Rewrite the entries between the line holding "unit-price-pellet: 0,3741 €/kg: [634, 369, 706, 383]" and the line holding "bar-metano: [427, 226, 574, 392]", inclusive, as a numbered list with blank lines omitted.

— start —

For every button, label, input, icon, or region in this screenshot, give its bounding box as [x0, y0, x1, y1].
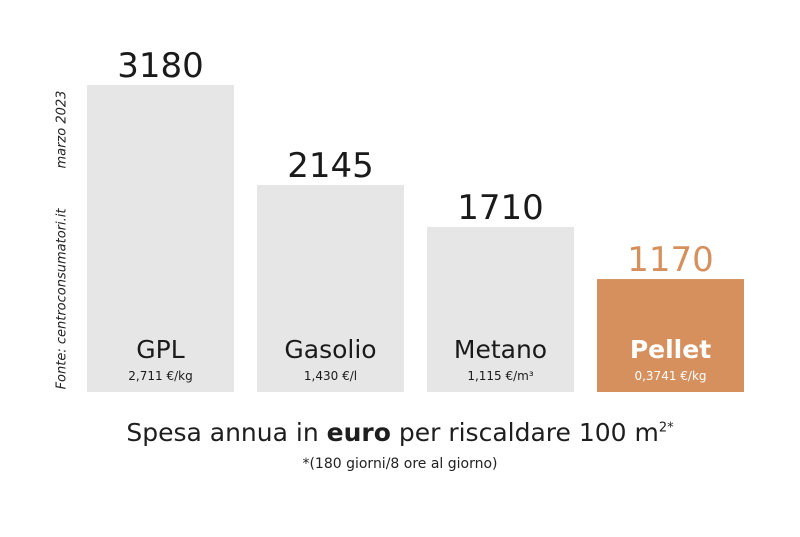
unit-price-pellet: 0,3741 €/kg: [634, 369, 706, 383]
unit-price-metano: 1,115 €/m³: [467, 369, 534, 383]
category-label-gasolio: Gasolio: [284, 335, 376, 364]
caption-bold: euro: [326, 418, 391, 447]
value-label-pellet: 1170: [627, 240, 714, 280]
source-date: marzo 2023: [54, 90, 70, 169]
category-label-pellet: Pellet: [630, 335, 711, 364]
footnote: *(180 giorni/8 ore al giorno): [302, 456, 498, 472]
unit-price-gasolio: 1,430 €/l: [304, 369, 357, 383]
value-label-metano: 1710: [457, 188, 544, 228]
value-label-gasolio: 2145: [287, 146, 374, 186]
caption-pre: Spesa annua in: [126, 418, 327, 447]
caption-sup: 2*: [658, 420, 674, 436]
value-label-gpl: 3180: [117, 46, 204, 86]
bar-pellet: [597, 279, 744, 392]
source-text: Fonte: centroconsumatori.it: [54, 208, 70, 390]
caption-post: per riscaldare 100 m: [390, 418, 659, 447]
bar-gpl: [87, 85, 234, 392]
category-label-gpl: GPL: [136, 335, 184, 364]
chart-caption: Spesa annua in euro per riscaldare 100 m…: [0, 418, 800, 447]
bar-gasolio: [257, 184, 404, 392]
bar-metano: [427, 226, 574, 392]
source-note: Fonte: centroconsumatori.it marzo 2023: [55, 91, 70, 390]
category-label-metano: Metano: [454, 335, 547, 364]
unit-price-gpl: 2,711 €/kg: [128, 369, 192, 383]
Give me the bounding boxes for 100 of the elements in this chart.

— end —

Correct response:
1. unit-price-pellet: 0,3741 €/kg: [634, 369, 706, 383]
2. unit-price-metano: 1,115 €/m³: [467, 369, 534, 383]
3. category-label-gasolio: Gasolio: [284, 335, 376, 364]
4. caption-bold: euro: [326, 418, 391, 447]
5. value-label-pellet: 1170: [627, 240, 714, 280]
6. source-date: marzo 2023: [54, 90, 70, 169]
7. category-label-pellet: Pellet: [630, 335, 711, 364]
8. footnote: *(180 giorni/8 ore al giorno): [302, 456, 498, 472]
9. unit-price-gasolio: 1,430 €/l: [304, 369, 357, 383]
10. value-label-metano: 1710: [457, 188, 544, 228]
11. value-label-gasolio: 2145: [287, 146, 374, 186]
12. caption-pre: Spesa annua in: [126, 418, 327, 447]
13. caption-sup: 2*: [658, 420, 674, 436]
14. value-label-gpl: 3180: [117, 46, 204, 86]
15. bar-pellet: [597, 279, 744, 392]
16. source-text: Fonte: centroconsumatori.it: [54, 208, 70, 390]
17. caption-post: per riscaldare 100 m: [390, 418, 659, 447]
18. bar-gpl: [87, 85, 234, 392]
19. category-label-gpl: GPL: [136, 335, 184, 364]
20. chart-caption: Spesa annua in euro per riscaldare 100 m…: [0, 418, 800, 447]
21. bar-gasolio: [257, 184, 404, 392]
22. bar-metano: [427, 226, 574, 392]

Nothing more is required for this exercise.